Try it: Here is a block of records. Copy every one of them exactly.

Given records:
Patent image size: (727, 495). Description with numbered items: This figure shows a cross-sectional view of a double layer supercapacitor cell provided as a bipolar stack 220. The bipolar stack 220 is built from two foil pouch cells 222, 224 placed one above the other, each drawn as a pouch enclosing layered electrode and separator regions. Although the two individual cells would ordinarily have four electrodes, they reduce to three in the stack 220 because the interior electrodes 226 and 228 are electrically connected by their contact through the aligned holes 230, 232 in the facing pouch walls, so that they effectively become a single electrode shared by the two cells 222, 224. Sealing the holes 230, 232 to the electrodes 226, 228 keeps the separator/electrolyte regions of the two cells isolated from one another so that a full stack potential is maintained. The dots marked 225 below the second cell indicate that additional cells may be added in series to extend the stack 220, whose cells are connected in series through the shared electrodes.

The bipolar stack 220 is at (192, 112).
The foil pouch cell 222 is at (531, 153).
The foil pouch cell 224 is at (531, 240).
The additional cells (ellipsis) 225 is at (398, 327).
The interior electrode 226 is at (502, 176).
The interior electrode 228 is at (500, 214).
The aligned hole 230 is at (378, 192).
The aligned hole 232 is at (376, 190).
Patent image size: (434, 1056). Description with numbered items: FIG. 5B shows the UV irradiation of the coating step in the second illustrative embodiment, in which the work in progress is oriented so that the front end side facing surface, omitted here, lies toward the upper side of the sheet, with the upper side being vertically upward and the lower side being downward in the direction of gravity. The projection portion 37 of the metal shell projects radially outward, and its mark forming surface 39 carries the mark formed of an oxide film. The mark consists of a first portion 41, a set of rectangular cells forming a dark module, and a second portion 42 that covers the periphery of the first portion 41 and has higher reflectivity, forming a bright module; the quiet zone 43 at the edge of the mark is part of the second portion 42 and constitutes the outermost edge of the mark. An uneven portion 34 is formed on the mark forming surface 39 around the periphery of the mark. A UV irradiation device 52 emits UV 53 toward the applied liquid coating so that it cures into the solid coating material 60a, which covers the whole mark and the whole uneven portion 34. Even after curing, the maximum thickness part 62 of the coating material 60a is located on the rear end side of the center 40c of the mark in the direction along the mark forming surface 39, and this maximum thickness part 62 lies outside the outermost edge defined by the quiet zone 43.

Finished task:
Patent image size: (727, 495). Description with numbered items: This figure shows a cross-sectional view of a double layer supercapacitor cell provided as a bipolar stack 220. The bipolar stack 220 is built from two foil pouch cells 222, 224 placed one above the other, each drawn as a pouch enclosing layered electrode and separator regions. Although the two individual cells would ordinarily have four electrodes, they reduce to three in the stack 220 because the interior electrodes 226 and 228 are electrically connected by their contact through the aligned holes 230, 232 in the facing pouch walls, so that they effectively become a single electrode shared by the two cells 222, 224. Sealing the holes 230, 232 to the electrodes 226, 228 keeps the separator/electrolyte regions of the two cells isolated from one another so that a full stack potential is maintained. The dots marked 225 below the second cell indicate that additional cells may be added in series to extend the stack 220, whose cells are connected in series through the shared electrodes.

The bipolar stack 220 is at (192, 112).
The foil pouch cell 222 is at (531, 153).
The foil pouch cell 224 is at (531, 240).
The additional cells (ellipsis) 225 is at (398, 327).
The interior electrode 226 is at (502, 176).
The interior electrode 228 is at (500, 214).
The aligned hole 230 is at (378, 192).
The aligned hole 232 is at (376, 190).
Patent image size: (434, 1056). Description with numbered items: FIG. 5B shows the UV irradiation of the coating step in the second illustrative embodiment, in which the work in progress is oriented so that the front end side facing surface, omitted here, lies toward the upper side of the sheet, with the upper side being vertically upward and the lower side being downward in the direction of gravity. The projection portion 37 of the metal shell projects radially outward, and its mark forming surface 39 carries the mark formed of an oxide film. The mark consists of a first portion 41, a set of rectangular cells forming a dark module, and a second portion 42 that covers the periphery of the first portion 41 and has higher reflectivity, forming a bright module; the quiet zone 43 at the edge of the mark is part of the second portion 42 and constitutes the outermost edge of the mark. An uneven portion 34 is formed on the mark forming surface 39 around the periphery of the mark. A UV irradiation device 52 emits UV 53 toward the applied liquid coating so that it cures into the solid coating material 60a, which covers the whole mark and the whole uneven portion 34. Even after curing, the maximum thickness part 62 of the coating material 60a is located on the rear end side of the center 40c of the mark in the direction along the mark forming surface 39, and this maximum thickness part 62 lies outside the outermost edge defined by the quiet zone 43.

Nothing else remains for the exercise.